> _YOUR GOAL_: Set each record down exactly, excluding all images.

==*==

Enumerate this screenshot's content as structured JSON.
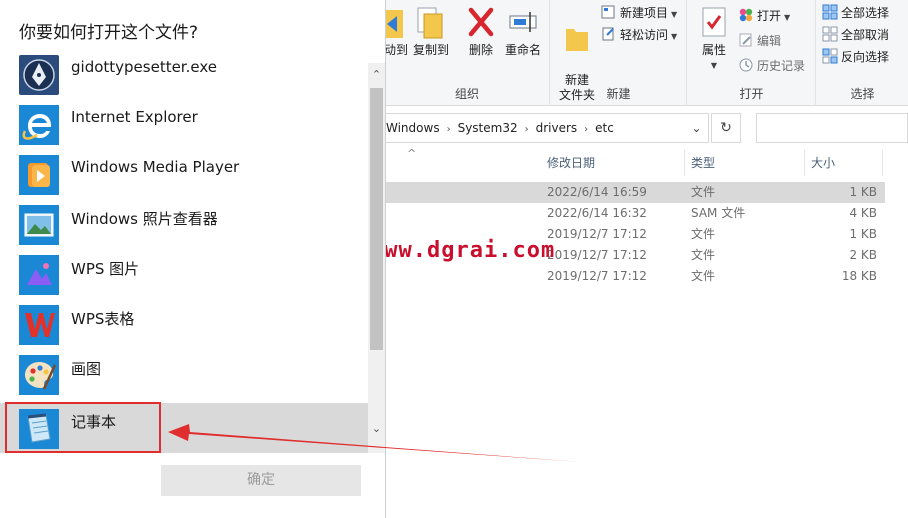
{
  "dialog": {
    "title": "你要如何打开这个文件?",
    "apps": [
      {
        "label": "gidottypesetter.exe",
        "icon": "pen-nib-icon"
      },
      {
        "label": "Internet Explorer",
        "icon": "internet-explorer-icon"
      },
      {
        "label": "Windows Media Player",
        "icon": "media-player-icon"
      },
      {
        "label": "Windows 照片查看器",
        "icon": "photo-viewer-icon"
      },
      {
        "label": "WPS 图片",
        "icon": "wps-picture-icon"
      },
      {
        "label": "WPS表格",
        "icon": "wps-spreadsheet-icon"
      },
      {
        "label": "画图",
        "icon": "paint-palette-icon"
      },
      {
        "label": "记事本",
        "icon": "notepad-icon"
      }
    ],
    "ok_label": "确定"
  },
  "ribbon": {
    "organize": {
      "move_label": "动到",
      "copy_label": "复制到",
      "delete_label": "删除",
      "rename_label": "重命名",
      "group_label": "组织"
    },
    "new": {
      "folder_label": "新建\n文件夹",
      "new_item_label": "新建项目",
      "easy_access_label": "轻松访问",
      "group_label": "新建"
    },
    "open": {
      "properties_label": "属性",
      "open_label": "打开",
      "edit_label": "编辑",
      "history_label": "历史记录",
      "group_label": "打开"
    },
    "select": {
      "select_all_label": "全部选择",
      "select_none_label": "全部取消",
      "invert_label": "反向选择",
      "group_label": "选择"
    }
  },
  "address": {
    "segments": [
      "Windows",
      "System32",
      "drivers",
      "etc"
    ]
  },
  "columns": {
    "date": "修改日期",
    "type": "类型",
    "size": "大小"
  },
  "files": [
    {
      "date": "2022/6/14 16:59",
      "type": "文件",
      "size": "1 KB",
      "selected": true
    },
    {
      "date": "2022/6/14 16:32",
      "type": "SAM 文件",
      "size": "4 KB",
      "selected": false
    },
    {
      "date": "2019/12/7 17:12",
      "type": "文件",
      "size": "1 KB",
      "selected": false
    },
    {
      "date": "2019/12/7 17:12",
      "type": "文件",
      "size": "2 KB",
      "selected": false
    },
    {
      "date": "2019/12/7 17:12",
      "type": "文件",
      "size": "18 KB",
      "selected": false
    }
  ],
  "watermark": "www.dgrai.com",
  "colors": {
    "annotation_red": "#e02d2d",
    "selection_gray": "#d9d9d9",
    "watermark_red": "#c8102e"
  }
}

==*==

> _SOLUTION FOR THIS TASK_:
Enumerate this screenshot's content as structured JSON.
{
  "dialog": {
    "title": "你要如何打开这个文件?",
    "apps": [
      {
        "label": "gidottypesetter.exe",
        "icon": "pen-nib-icon"
      },
      {
        "label": "Internet Explorer",
        "icon": "internet-explorer-icon"
      },
      {
        "label": "Windows Media Player",
        "icon": "media-player-icon"
      },
      {
        "label": "Windows 照片查看器",
        "icon": "photo-viewer-icon"
      },
      {
        "label": "WPS 图片",
        "icon": "wps-picture-icon"
      },
      {
        "label": "WPS表格",
        "icon": "wps-spreadsheet-icon"
      },
      {
        "label": "画图",
        "icon": "paint-palette-icon"
      },
      {
        "label": "记事本",
        "icon": "notepad-icon"
      }
    ],
    "ok_label": "确定"
  },
  "ribbon": {
    "organize": {
      "move_label": "动到",
      "copy_label": "复制到",
      "delete_label": "删除",
      "rename_label": "重命名",
      "group_label": "组织"
    },
    "new": {
      "folder_label": "新建\n文件夹",
      "new_item_label": "新建项目",
      "easy_access_label": "轻松访问",
      "group_label": "新建"
    },
    "open": {
      "properties_label": "属性",
      "open_label": "打开",
      "edit_label": "编辑",
      "history_label": "历史记录",
      "group_label": "打开"
    },
    "select": {
      "select_all_label": "全部选择",
      "select_none_label": "全部取消",
      "invert_label": "反向选择",
      "group_label": "选择"
    }
  },
  "address": {
    "segments": [
      "Windows",
      "System32",
      "drivers",
      "etc"
    ]
  },
  "columns": {
    "date": "修改日期",
    "type": "类型",
    "size": "大小"
  },
  "files": [
    {
      "date": "2022/6/14 16:59",
      "type": "文件",
      "size": "1 KB",
      "selected": true
    },
    {
      "date": "2022/6/14 16:32",
      "type": "SAM 文件",
      "size": "4 KB",
      "selected": false
    },
    {
      "date": "2019/12/7 17:12",
      "type": "文件",
      "size": "1 KB",
      "selected": false
    },
    {
      "date": "2019/12/7 17:12",
      "type": "文件",
      "size": "2 KB",
      "selected": false
    },
    {
      "date": "2019/12/7 17:12",
      "type": "文件",
      "size": "18 KB",
      "selected": false
    }
  ],
  "watermark": "www.dgrai.com",
  "colors": {
    "annotation_red": "#e02d2d",
    "selection_gray": "#d9d9d9",
    "watermark_red": "#c8102e"
  }
}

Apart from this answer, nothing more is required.